## WORK TO COMPLETE
The word "beating" marks the lines to find; copy every such line from the data below.
*** INPUT Section Begins ***
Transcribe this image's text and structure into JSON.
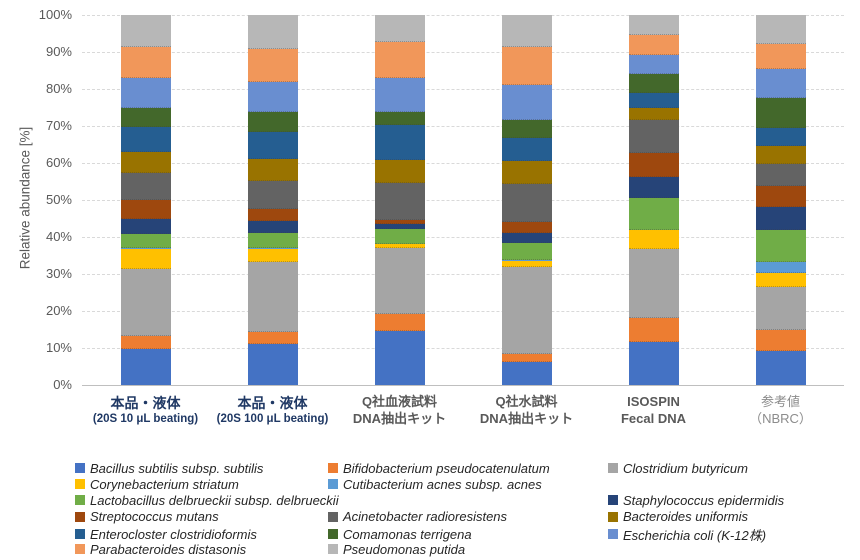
{
  "chart_data": {
    "type": "bar",
    "stacked": true,
    "ylabel": "Relative abundance [%]",
    "ylim": [
      0,
      100
    ],
    "grid": "horizontal-dashed",
    "legend_position": "bottom",
    "ytick_labels": [
      "0%",
      "10%",
      "20%",
      "30%",
      "40%",
      "50%",
      "60%",
      "70%",
      "80%",
      "90%",
      "100%"
    ],
    "categories": [
      {
        "line1": "本品・液体",
        "line2": "(20S 10 μL beating)",
        "style": "navy"
      },
      {
        "line1": "本品・液体",
        "line2": "(20S 100 μL beating)",
        "style": "navy"
      },
      {
        "line1": "Q社血液試料",
        "line2": "DNA抽出キット",
        "style": "gray"
      },
      {
        "line1": "Q社水試料",
        "line2": "DNA抽出キット",
        "style": "gray"
      },
      {
        "line1": "ISOSPIN",
        "line2": "Fecal DNA",
        "style": "gray"
      },
      {
        "line1": "参考値",
        "line2": "（NBRC）",
        "style": "ref"
      }
    ],
    "series": [
      {
        "name": "Bacillus subtilis subsp. subtilis",
        "color": "#4472C4",
        "values": [
          9.8,
          11.2,
          14.5,
          6.3,
          11.7,
          9.3
        ]
      },
      {
        "name": "Bifidobacterium pseudocatenulatum",
        "color": "#ED7D31",
        "values": [
          3.5,
          3.1,
          4.6,
          2.0,
          6.3,
          5.6
        ]
      },
      {
        "name": "Clostridium butyricum",
        "color": "#A5A5A5",
        "values": [
          18.0,
          19.0,
          18.0,
          23.5,
          18.9,
          11.5
        ]
      },
      {
        "name": "Corynebacterium striatum",
        "color": "#FFC000",
        "values": [
          5.4,
          3.5,
          0.9,
          1.7,
          5.0,
          3.8
        ]
      },
      {
        "name": "Cutibacterium acnes subsp. acnes",
        "color": "#5B9BD5",
        "values": [
          0.3,
          0.3,
          0.2,
          0.2,
          0.0,
          3.1
        ]
      },
      {
        "name": "Lactobacillus delbrueckii subsp. delbrueckii",
        "color": "#70AD47",
        "values": [
          3.9,
          4.0,
          4.0,
          4.8,
          8.6,
          8.6
        ]
      },
      {
        "name": "Staphylococcus epidermidis",
        "color": "#264478",
        "values": [
          4.1,
          3.3,
          1.2,
          2.7,
          5.8,
          6.3
        ]
      },
      {
        "name": "Streptococcus mutans",
        "color": "#9E480E",
        "values": [
          4.9,
          3.2,
          1.3,
          2.9,
          6.5,
          5.6
        ]
      },
      {
        "name": "Acinetobacter radioresistens",
        "color": "#636363",
        "values": [
          7.4,
          7.6,
          10.0,
          10.3,
          8.8,
          5.9
        ]
      },
      {
        "name": "Bacteroides uniformis",
        "color": "#997300",
        "values": [
          5.8,
          5.9,
          6.2,
          6.2,
          3.2,
          4.9
        ]
      },
      {
        "name": "Enterocloster clostridioformis",
        "color": "#255E91",
        "values": [
          6.7,
          7.4,
          9.5,
          6.1,
          4.2,
          5.0
        ]
      },
      {
        "name": "Comamonas terrigena",
        "color": "#43682B",
        "values": [
          5.1,
          5.4,
          3.4,
          4.9,
          5.2,
          8.1
        ]
      },
      {
        "name": "Escherichia coli (K-12株)",
        "color": "#698ED0",
        "values": [
          8.1,
          8.1,
          9.2,
          9.5,
          5.0,
          7.6
        ]
      },
      {
        "name": "Parabacteroides distasonis",
        "color": "#F1975A",
        "values": [
          8.4,
          8.8,
          9.8,
          10.2,
          5.4,
          7.0
        ]
      },
      {
        "name": "Pseudomonas putida",
        "color": "#B7B7B7",
        "values": [
          8.6,
          9.2,
          7.2,
          8.7,
          5.4,
          7.7
        ]
      }
    ]
  },
  "legend": {
    "rows": [
      [
        {
          "s": 0,
          "c": 1
        },
        {
          "s": 1,
          "c": 2
        },
        {
          "s": 2,
          "c": 3
        }
      ],
      [
        {
          "s": 3,
          "c": 1
        },
        {
          "s": 4,
          "c": 2
        }
      ],
      [
        {
          "s": 5,
          "c": 1,
          "span": 2
        },
        {
          "s": 6,
          "c": 3
        }
      ],
      [
        {
          "s": 7,
          "c": 1
        },
        {
          "s": 8,
          "c": 2
        },
        {
          "s": 9,
          "c": 3
        }
      ],
      [
        {
          "s": 10,
          "c": 1
        },
        {
          "s": 11,
          "c": 2
        },
        {
          "s": 12,
          "c": 3
        }
      ],
      [
        {
          "s": 13,
          "c": 1
        },
        {
          "s": 14,
          "c": 2
        }
      ]
    ]
  }
}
*** INPUT Section Ends ***
## WRITTEN RESPONSE
        "line2": "(20S 10 μL beating)",
        "line2": "(20S 100 μL beating)",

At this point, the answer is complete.